++++ RECORDS SHOWN ++++

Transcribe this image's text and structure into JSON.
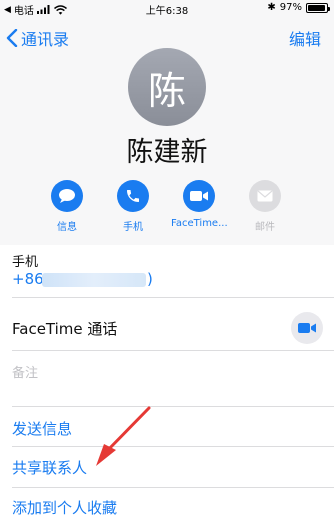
{
  "status_bar": {
    "carrier": "电话",
    "time": "上午6:38",
    "battery": "97%",
    "battery_level": 0.97
  },
  "nav": {
    "back_label": "通讯录",
    "edit_label": "编辑"
  },
  "contact": {
    "avatar_char": "陈",
    "name": "陈建新"
  },
  "actions": [
    {
      "label": "信息",
      "icon": "message-icon",
      "enabled": true
    },
    {
      "label": "手机",
      "icon": "phone-icon",
      "enabled": true
    },
    {
      "label": "FaceTime...",
      "icon": "video-icon",
      "enabled": true
    },
    {
      "label": "邮件",
      "icon": "mail-icon",
      "enabled": false
    }
  ],
  "phone": {
    "label": "手机",
    "prefix": "+86",
    "suffix": ")"
  },
  "facetime": {
    "label": "FaceTime 通话"
  },
  "notes": {
    "placeholder": "备注"
  },
  "links": {
    "send_message": "发送信息",
    "share_contact": "共享联系人",
    "add_favorite": "添加到个人收藏"
  },
  "colors": {
    "accent": "#1a7cf0",
    "annotation_arrow": "#e53935"
  }
}
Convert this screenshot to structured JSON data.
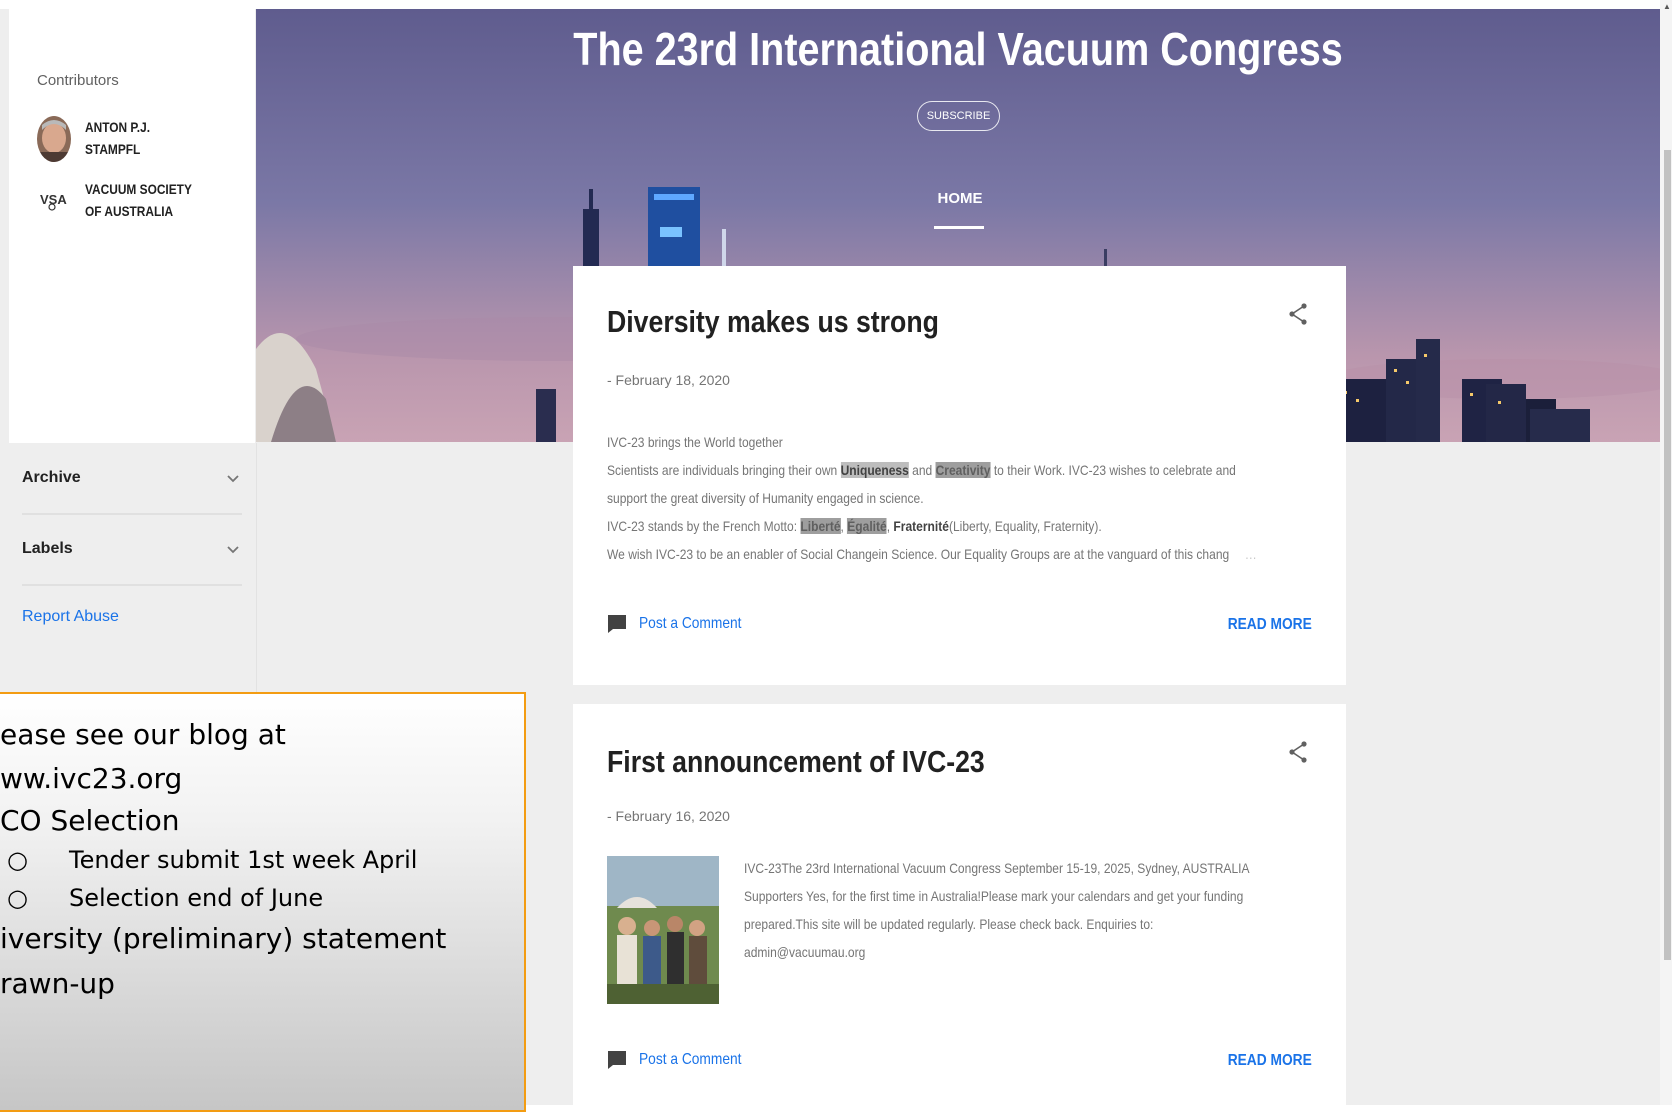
{
  "blog": {
    "title": "The 23rd International Vacuum Congress",
    "subscribe_label": "SUBSCRIBE",
    "nav_home": "HOME"
  },
  "sidebar": {
    "contributors_title": "Contributors",
    "contributors": [
      {
        "name": "ANTON P.J. STAMPFL"
      },
      {
        "name": "VACUUM SOCIETY OF AUSTRALIA",
        "logo_text": "VSA"
      }
    ],
    "archive_label": "Archive",
    "labels_label": "Labels",
    "report_abuse": "Report Abuse"
  },
  "posts": [
    {
      "title": "Diversity makes us strong",
      "date": "- February 18, 2020",
      "line1": "IVC-23 brings the World together",
      "line2_a": "Scientists are individuals bringing their own ",
      "line2_hl1": "Uniqueness",
      "line2_b": " and ",
      "line2_hl2": "Creativity",
      "line2_c": " to their Work. IVC-23 wishes to celebrate and",
      "line3": "support the great diversity of Humanity engaged in science.",
      "line4_a": "IVC-23 stands by the French Motto: ",
      "line4_hl1": "Liberté",
      "line4_b": ", ",
      "line4_hl2": "Égalité",
      "line4_c": ", ",
      "line4_bold": "Fraternité",
      "line4_d": "(Liberty, Equality, Fraternity).",
      "line5": "We wish IVC-23 to be an  enabler of Social Changein Science.  Our Equality Groups are at the vanguard of this chang",
      "ellipsis": "…",
      "comment_label": "Post a Comment",
      "read_more": "READ MORE"
    },
    {
      "title": "First announcement of IVC-23",
      "date": "- February 16, 2020",
      "body_l1": "IVC-23The 23rd International Vacuum Congress September 15-19, 2025, Sydney, AUSTRALIA",
      "body_l2": "Supporters Yes, for the first time in Australia!Please mark your calendars and get your funding",
      "body_l3": "prepared.This site will be updated regularly. Please check back. Enquiries to:",
      "body_l4": "admin@vacuumau.org",
      "comment_label": "Post a Comment",
      "read_more": "READ MORE"
    }
  ],
  "note": {
    "line1": "ease see our blog at",
    "line2": "ww.ivc23.org",
    "line3": "CO Selection",
    "bullets": [
      "Tender submit 1st week April",
      "Selection end of June"
    ],
    "bullet_glyph": "○",
    "line4": "iversity (preliminary) statement",
    "line5": "rawn-up"
  },
  "colors": {
    "accent": "#1a73e8",
    "note_border": "#f39c12",
    "banner_sky_top": "#6d6a9c",
    "banner_sky_bottom": "#c9a3b4"
  }
}
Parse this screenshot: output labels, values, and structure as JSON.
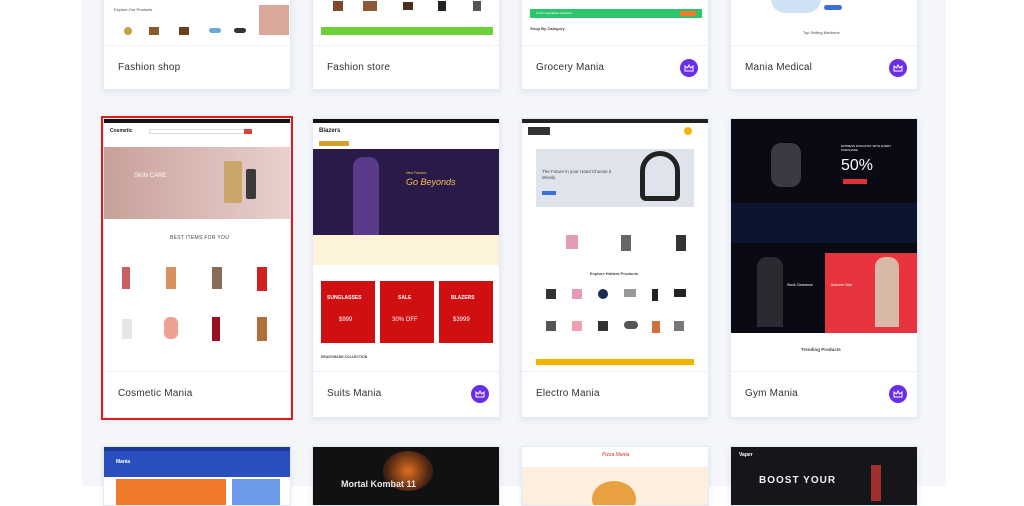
{
  "cards_row1": [
    {
      "name": "Fashion shop",
      "premium": false
    },
    {
      "name": "Fashion store",
      "premium": false
    },
    {
      "name": "Grocery Mania",
      "premium": true
    },
    {
      "name": "Mania Medical",
      "premium": true
    }
  ],
  "cards_row2": [
    {
      "name": "Cosmetic Mania",
      "premium": false,
      "selected": true
    },
    {
      "name": "Suits Mania",
      "premium": true
    },
    {
      "name": "Electro Mania",
      "premium": false
    },
    {
      "name": "Gym Mania",
      "premium": true
    }
  ],
  "thumbs": {
    "fashion_shop": {
      "section": "Explore Our Products"
    },
    "grocery": {
      "banner": "Fresh vegetables collection",
      "section": "Shop By Category"
    },
    "medical": {
      "section": "Top Selling Medicine"
    },
    "cosmetic": {
      "logo": "Cosmetic",
      "hero": "SKIN CARE",
      "section": "BEST ITEMS FOR YOU"
    },
    "suits": {
      "logo": "Blazers",
      "hero": "Go Beyonds",
      "hero_sub": "New Fashion",
      "tiles": [
        "SUNGLASSES",
        "SALE",
        "BLAZERS"
      ],
      "tile_values": [
        "$999",
        "30% OFF",
        "$3999"
      ],
      "section": "READYMADE COLLECTION"
    },
    "electro": {
      "hero": "The Future in your Hand Choose it Wisely",
      "section": "Explore Hottest Products"
    },
    "gym": {
      "hero_pct": "50%",
      "hero_tag": "EXPRESS DISCOUNT WITH EVERY PURCHASE",
      "banner": "Stock Clearance",
      "banner2": "Summer Sale",
      "section": "Trending Products"
    },
    "row3": [
      {
        "logo": "Mania"
      },
      {
        "hero": "Mortal Kombat 11"
      },
      {
        "logo": "Pizza Mania"
      },
      {
        "logo": "Vaper",
        "hero": "BOOST YOUR"
      }
    ]
  }
}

++++

**WHAT YOU WILL DO**. Your task is to set down the records shown above exactly, minus any pictures.

**FULL OUTPUT**.
Transcribe this image's text and structure into JSON.
{
  "status_bar": {
    "carrier": "电话",
    "time": "上午6:38",
    "battery": "97%",
    "battery_level": 0.97
  },
  "nav": {
    "back_label": "通讯录",
    "edit_label": "编辑"
  },
  "contact": {
    "avatar_char": "陈",
    "name": "陈建新"
  },
  "actions": [
    {
      "label": "信息",
      "icon": "message-icon",
      "enabled": true
    },
    {
      "label": "手机",
      "icon": "phone-icon",
      "enabled": true
    },
    {
      "label": "FaceTime...",
      "icon": "video-icon",
      "enabled": true
    },
    {
      "label": "邮件",
      "icon": "mail-icon",
      "enabled": false
    }
  ],
  "phone": {
    "label": "手机",
    "prefix": "+86",
    "suffix": ")"
  },
  "facetime": {
    "label": "FaceTime 通话"
  },
  "notes": {
    "placeholder": "备注"
  },
  "links": {
    "send_message": "发送信息",
    "share_contact": "共享联系人",
    "add_favorite": "添加到个人收藏"
  },
  "colors": {
    "accent": "#1a7cf0",
    "annotation_arrow": "#e53935"
  }
}
Convert this screenshot to structured JSON data.
{
  "blog": {
    "title": "The 23rd International Vacuum Congress",
    "subscribe_label": "SUBSCRIBE",
    "nav_home": "HOME"
  },
  "sidebar": {
    "contributors_title": "Contributors",
    "contributors": [
      {
        "name": "ANTON P.J. STAMPFL"
      },
      {
        "name": "VACUUM SOCIETY OF AUSTRALIA",
        "logo_text": "VSA"
      }
    ],
    "archive_label": "Archive",
    "labels_label": "Labels",
    "report_abuse": "Report Abuse"
  },
  "posts": [
    {
      "title": "Diversity makes us strong",
      "date": "- February 18, 2020",
      "line1": "IVC-23 brings the World together",
      "line2_a": "Scientists are individuals bringing their own ",
      "line2_hl1": "Uniqueness",
      "line2_b": " and ",
      "line2_hl2": "Creativity",
      "line2_c": " to their Work. IVC-23 wishes to celebrate and",
      "line3": "support the great diversity of Humanity engaged in science.",
      "line4_a": "IVC-23 stands by the French Motto: ",
      "line4_hl1": "Liberté",
      "line4_b": ", ",
      "line4_hl2": "Égalité",
      "line4_c": ", ",
      "line4_bold": "Fraternité",
      "line4_d": "(Liberty, Equality, Fraternity).",
      "line5": "We wish IVC-23 to be an  enabler of Social Changein Science.  Our Equality Groups are at the vanguard of this chang",
      "ellipsis": "…",
      "comment_label": "Post a Comment",
      "read_more": "READ MORE"
    },
    {
      "title": "First announcement of IVC-23",
      "date": "- February 16, 2020",
      "body_l1": "IVC-23The 23rd International Vacuum Congress September 15-19, 2025, Sydney, AUSTRALIA",
      "body_l2": "Supporters Yes, for the first time in Australia!Please mark your calendars and get your funding",
      "body_l3": "prepared.This site will be updated regularly. Please check back. Enquiries to:",
      "body_l4": "admin@vacuumau.org",
      "comment_label": "Post a Comment",
      "read_more": "READ MORE"
    }
  ],
  "note": {
    "line1": "ease see our blog at",
    "line2": "ww.ivc23.org",
    "line3": "CO Selection",
    "bullets": [
      "Tender submit 1st week April",
      "Selection end of June"
    ],
    "bullet_glyph": "○",
    "line4": "iversity (preliminary) statement",
    "line5": "rawn-up"
  },
  "colors": {
    "accent": "#1a73e8",
    "note_border": "#f39c12",
    "banner_sky_top": "#6d6a9c",
    "banner_sky_bottom": "#c9a3b4"
  }
}
Parse this screenshot: output labels, values, and structure as JSON.
{
  "cards_row1": [
    {
      "name": "Fashion shop",
      "premium": false
    },
    {
      "name": "Fashion store",
      "premium": false
    },
    {
      "name": "Grocery Mania",
      "premium": true
    },
    {
      "name": "Mania Medical",
      "premium": true
    }
  ],
  "cards_row2": [
    {
      "name": "Cosmetic Mania",
      "premium": false,
      "selected": true
    },
    {
      "name": "Suits Mania",
      "premium": true
    },
    {
      "name": "Electro Mania",
      "premium": false
    },
    {
      "name": "Gym Mania",
      "premium": true
    }
  ],
  "thumbs": {
    "fashion_shop": {
      "section": "Explore Our Products"
    },
    "grocery": {
      "banner": "Fresh vegetables collection",
      "section": "Shop By Category"
    },
    "medical": {
      "section": "Top Selling Medicine"
    },
    "cosmetic": {
      "logo": "Cosmetic",
      "hero": "SKIN CARE",
      "section": "BEST ITEMS FOR YOU"
    },
    "suits": {
      "logo": "Blazers",
      "hero": "Go Beyonds",
      "hero_sub": "New Fashion",
      "tiles": [
        "SUNGLASSES",
        "SALE",
        "BLAZERS"
      ],
      "tile_values": [
        "$999",
        "30% OFF",
        "$3999"
      ],
      "section": "READYMADE COLLECTION"
    },
    "electro": {
      "hero": "The Future in your Hand Choose it Wisely",
      "section": "Explore Hottest Products"
    },
    "gym": {
      "hero_pct": "50%",
      "hero_tag": "EXPRESS DISCOUNT WITH EVERY PURCHASE",
      "banner": "Stock Clearance",
      "banner2": "Summer Sale",
      "section": "Trending Products"
    },
    "row3": [
      {
        "logo": "Mania"
      },
      {
        "hero": "Mortal Kombat 11"
      },
      {
        "logo": "Pizza Mania"
      },
      {
        "logo": "Vaper",
        "hero": "BOOST YOUR"
      }
    ]
  }
}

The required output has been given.